_Requirement_:
Could you convert the data into a numbered list, starting at its first line and stopping after the line that contains "x-tick-label: 2018-11 bbox=[316, 336, 327, 378]", and leave out any blank lines?

_Dataset content_:

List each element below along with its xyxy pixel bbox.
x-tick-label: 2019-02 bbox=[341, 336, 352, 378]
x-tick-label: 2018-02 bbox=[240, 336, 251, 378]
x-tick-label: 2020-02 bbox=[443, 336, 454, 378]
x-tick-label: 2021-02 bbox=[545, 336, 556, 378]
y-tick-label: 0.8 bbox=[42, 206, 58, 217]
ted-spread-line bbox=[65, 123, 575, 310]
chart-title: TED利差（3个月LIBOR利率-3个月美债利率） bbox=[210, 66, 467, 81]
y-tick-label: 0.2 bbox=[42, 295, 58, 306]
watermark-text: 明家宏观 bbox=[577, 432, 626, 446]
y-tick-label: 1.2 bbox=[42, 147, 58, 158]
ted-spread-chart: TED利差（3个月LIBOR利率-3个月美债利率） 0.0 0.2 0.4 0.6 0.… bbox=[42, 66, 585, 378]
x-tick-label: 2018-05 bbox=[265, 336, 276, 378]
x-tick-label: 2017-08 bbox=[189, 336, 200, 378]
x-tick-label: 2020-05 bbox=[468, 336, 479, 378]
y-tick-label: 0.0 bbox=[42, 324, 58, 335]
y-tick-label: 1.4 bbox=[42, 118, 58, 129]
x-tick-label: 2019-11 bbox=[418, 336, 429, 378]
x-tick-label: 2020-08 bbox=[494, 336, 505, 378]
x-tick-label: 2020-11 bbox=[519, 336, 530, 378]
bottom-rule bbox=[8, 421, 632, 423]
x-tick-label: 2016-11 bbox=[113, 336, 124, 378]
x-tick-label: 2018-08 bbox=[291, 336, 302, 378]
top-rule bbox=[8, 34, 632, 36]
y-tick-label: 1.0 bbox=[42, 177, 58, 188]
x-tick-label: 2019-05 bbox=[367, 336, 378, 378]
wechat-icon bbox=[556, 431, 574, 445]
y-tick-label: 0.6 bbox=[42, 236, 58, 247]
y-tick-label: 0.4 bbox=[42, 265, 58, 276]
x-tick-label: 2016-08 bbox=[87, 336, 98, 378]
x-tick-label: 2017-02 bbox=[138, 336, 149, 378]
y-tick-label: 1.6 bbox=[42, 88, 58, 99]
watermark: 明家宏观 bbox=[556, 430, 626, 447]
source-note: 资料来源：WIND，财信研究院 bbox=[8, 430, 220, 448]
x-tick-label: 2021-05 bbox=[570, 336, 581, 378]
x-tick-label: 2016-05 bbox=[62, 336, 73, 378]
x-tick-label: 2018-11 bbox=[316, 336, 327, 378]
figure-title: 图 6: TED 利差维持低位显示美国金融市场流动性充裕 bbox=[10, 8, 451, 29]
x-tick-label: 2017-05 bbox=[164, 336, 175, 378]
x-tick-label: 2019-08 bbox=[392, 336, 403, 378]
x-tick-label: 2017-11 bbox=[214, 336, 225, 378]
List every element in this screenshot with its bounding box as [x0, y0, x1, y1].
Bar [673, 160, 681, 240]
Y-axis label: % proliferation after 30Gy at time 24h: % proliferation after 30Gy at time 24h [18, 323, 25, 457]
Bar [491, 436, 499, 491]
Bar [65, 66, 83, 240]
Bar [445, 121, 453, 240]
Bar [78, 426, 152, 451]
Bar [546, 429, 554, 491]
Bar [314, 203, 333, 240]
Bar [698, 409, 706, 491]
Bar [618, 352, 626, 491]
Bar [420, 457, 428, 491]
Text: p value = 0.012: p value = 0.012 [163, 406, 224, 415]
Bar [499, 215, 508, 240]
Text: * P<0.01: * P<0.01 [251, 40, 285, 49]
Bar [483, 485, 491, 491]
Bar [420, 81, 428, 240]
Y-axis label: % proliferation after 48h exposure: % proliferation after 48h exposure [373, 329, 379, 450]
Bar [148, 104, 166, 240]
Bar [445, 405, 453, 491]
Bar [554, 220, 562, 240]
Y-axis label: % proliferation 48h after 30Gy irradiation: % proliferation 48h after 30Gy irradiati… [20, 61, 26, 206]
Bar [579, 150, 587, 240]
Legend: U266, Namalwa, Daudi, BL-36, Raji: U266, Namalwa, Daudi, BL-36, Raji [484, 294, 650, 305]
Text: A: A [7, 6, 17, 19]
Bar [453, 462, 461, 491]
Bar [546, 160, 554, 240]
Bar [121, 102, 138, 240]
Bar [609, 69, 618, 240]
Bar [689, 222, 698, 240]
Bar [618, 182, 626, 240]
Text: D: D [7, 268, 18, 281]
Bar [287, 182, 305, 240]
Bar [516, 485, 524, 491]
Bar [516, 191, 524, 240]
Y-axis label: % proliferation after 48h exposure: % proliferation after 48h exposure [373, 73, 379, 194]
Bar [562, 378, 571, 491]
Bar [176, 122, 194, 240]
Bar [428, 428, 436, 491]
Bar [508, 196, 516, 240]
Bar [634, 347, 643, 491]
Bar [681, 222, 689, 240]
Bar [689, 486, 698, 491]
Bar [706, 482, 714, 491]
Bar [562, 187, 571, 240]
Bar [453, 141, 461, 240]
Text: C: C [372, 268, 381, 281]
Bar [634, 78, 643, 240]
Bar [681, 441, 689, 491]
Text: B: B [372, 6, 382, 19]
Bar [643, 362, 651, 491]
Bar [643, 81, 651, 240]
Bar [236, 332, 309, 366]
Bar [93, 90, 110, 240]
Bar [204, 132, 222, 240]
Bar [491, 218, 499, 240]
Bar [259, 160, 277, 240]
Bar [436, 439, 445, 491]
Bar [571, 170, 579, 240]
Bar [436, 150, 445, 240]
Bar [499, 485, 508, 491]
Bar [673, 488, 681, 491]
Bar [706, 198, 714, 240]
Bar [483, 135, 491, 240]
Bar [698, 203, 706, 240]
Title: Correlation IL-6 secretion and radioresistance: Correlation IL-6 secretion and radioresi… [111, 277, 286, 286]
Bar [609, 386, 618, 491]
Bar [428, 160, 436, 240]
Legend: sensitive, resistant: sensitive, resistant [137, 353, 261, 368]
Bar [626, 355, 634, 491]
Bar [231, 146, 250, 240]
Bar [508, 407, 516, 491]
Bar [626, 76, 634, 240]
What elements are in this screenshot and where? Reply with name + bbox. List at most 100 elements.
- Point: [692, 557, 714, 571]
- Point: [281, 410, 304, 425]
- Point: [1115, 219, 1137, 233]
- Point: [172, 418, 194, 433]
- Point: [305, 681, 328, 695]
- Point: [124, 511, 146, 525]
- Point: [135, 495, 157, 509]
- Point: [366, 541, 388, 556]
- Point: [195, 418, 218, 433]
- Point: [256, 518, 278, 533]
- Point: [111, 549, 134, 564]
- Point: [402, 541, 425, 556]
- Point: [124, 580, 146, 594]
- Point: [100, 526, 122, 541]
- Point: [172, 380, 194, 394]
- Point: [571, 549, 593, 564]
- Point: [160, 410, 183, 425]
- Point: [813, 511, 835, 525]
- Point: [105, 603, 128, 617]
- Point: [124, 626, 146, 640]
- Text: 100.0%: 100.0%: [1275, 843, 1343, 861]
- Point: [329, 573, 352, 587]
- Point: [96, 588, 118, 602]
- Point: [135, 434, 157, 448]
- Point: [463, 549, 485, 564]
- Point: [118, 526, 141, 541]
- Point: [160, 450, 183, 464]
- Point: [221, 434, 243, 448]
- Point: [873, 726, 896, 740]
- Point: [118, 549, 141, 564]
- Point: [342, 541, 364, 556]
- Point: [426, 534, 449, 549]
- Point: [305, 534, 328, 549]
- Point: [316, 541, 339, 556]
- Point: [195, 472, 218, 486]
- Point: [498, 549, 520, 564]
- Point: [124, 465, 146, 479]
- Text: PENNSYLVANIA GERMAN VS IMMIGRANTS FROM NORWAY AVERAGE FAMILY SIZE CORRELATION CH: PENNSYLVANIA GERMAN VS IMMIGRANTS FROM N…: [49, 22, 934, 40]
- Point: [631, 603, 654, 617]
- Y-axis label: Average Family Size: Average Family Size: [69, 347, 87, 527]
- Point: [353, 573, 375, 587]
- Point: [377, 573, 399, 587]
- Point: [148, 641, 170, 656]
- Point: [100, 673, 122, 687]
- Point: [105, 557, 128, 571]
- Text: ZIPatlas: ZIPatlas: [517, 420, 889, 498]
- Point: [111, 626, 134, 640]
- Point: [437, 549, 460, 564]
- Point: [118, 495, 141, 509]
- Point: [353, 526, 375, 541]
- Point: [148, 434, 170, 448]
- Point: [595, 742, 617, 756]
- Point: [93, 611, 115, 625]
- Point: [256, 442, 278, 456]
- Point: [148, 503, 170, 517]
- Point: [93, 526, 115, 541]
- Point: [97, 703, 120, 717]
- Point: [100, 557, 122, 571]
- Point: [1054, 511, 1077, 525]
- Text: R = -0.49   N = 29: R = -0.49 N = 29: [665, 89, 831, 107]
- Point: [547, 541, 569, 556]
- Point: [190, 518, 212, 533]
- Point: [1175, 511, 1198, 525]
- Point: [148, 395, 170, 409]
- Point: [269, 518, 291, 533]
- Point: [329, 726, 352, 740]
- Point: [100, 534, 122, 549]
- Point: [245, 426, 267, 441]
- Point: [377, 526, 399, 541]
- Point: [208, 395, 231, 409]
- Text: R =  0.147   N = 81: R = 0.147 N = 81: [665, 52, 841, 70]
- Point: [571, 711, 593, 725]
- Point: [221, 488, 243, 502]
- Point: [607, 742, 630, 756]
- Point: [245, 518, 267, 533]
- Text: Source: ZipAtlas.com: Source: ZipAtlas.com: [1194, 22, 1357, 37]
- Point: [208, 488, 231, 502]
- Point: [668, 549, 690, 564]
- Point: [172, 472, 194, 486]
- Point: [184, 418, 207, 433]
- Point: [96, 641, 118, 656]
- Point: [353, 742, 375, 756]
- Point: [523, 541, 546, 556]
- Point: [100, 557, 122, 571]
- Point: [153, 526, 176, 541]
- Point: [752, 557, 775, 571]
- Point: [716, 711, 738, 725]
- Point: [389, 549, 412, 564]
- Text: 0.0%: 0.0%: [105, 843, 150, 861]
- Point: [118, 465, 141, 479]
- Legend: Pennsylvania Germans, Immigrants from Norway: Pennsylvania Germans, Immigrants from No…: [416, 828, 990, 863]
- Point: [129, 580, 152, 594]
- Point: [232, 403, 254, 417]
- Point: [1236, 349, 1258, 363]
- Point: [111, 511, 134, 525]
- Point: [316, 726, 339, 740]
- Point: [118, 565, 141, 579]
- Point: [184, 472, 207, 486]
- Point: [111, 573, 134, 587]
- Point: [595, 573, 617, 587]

_Result of this task_:
1. List each element below along with its xyxy pixel bbox.
2. x-tick-label: 2019-02 bbox=[341, 336, 352, 378]
3. x-tick-label: 2018-02 bbox=[240, 336, 251, 378]
4. x-tick-label: 2020-02 bbox=[443, 336, 454, 378]
5. x-tick-label: 2021-02 bbox=[545, 336, 556, 378]
6. y-tick-label: 0.8 bbox=[42, 206, 58, 217]
7. ted-spread-line bbox=[65, 123, 575, 310]
8. chart-title: TED利差（3个月LIBOR利率-3个月美债利率） bbox=[210, 66, 467, 81]
9. y-tick-label: 0.2 bbox=[42, 295, 58, 306]
10. watermark-text: 明家宏观 bbox=[577, 432, 626, 446]
11. y-tick-label: 1.2 bbox=[42, 147, 58, 158]
12. ted-spread-chart: TED利差（3个月LIBOR利率-3个月美债利率） 0.0 0.2 0.4 0.6 0.… bbox=[42, 66, 585, 378]
13. x-tick-label: 2018-05 bbox=[265, 336, 276, 378]
14. x-tick-label: 2017-08 bbox=[189, 336, 200, 378]
15. x-tick-label: 2020-05 bbox=[468, 336, 479, 378]
16. y-tick-label: 0.0 bbox=[42, 324, 58, 335]
17. y-tick-label: 1.4 bbox=[42, 118, 58, 129]
18. x-tick-label: 2019-11 bbox=[418, 336, 429, 378]
19. x-tick-label: 2020-08 bbox=[494, 336, 505, 378]
20. x-tick-label: 2020-11 bbox=[519, 336, 530, 378]
21. bottom-rule bbox=[8, 421, 632, 423]
22. x-tick-label: 2016-11 bbox=[113, 336, 124, 378]
23. x-tick-label: 2018-08 bbox=[291, 336, 302, 378]
24. top-rule bbox=[8, 34, 632, 36]
25. y-tick-label: 1.0 bbox=[42, 177, 58, 188]
26. x-tick-label: 2019-05 bbox=[367, 336, 378, 378]
27. wechat-icon bbox=[556, 431, 574, 445]
28. y-tick-label: 0.6 bbox=[42, 236, 58, 247]
29. y-tick-label: 0.4 bbox=[42, 265, 58, 276]
30. x-tick-label: 2016-08 bbox=[87, 336, 98, 378]
31. x-tick-label: 2017-02 bbox=[138, 336, 149, 378]
32. y-tick-label: 1.6 bbox=[42, 88, 58, 99]
33. watermark: 明家宏观 bbox=[556, 430, 626, 447]
34. source-note: 资料来源：WIND，财信研究院 bbox=[8, 430, 220, 448]
35. x-tick-label: 2021-05 bbox=[570, 336, 581, 378]
36. x-tick-label: 2016-05 bbox=[62, 336, 73, 378]
37. x-tick-label: 2018-11 bbox=[316, 336, 327, 378]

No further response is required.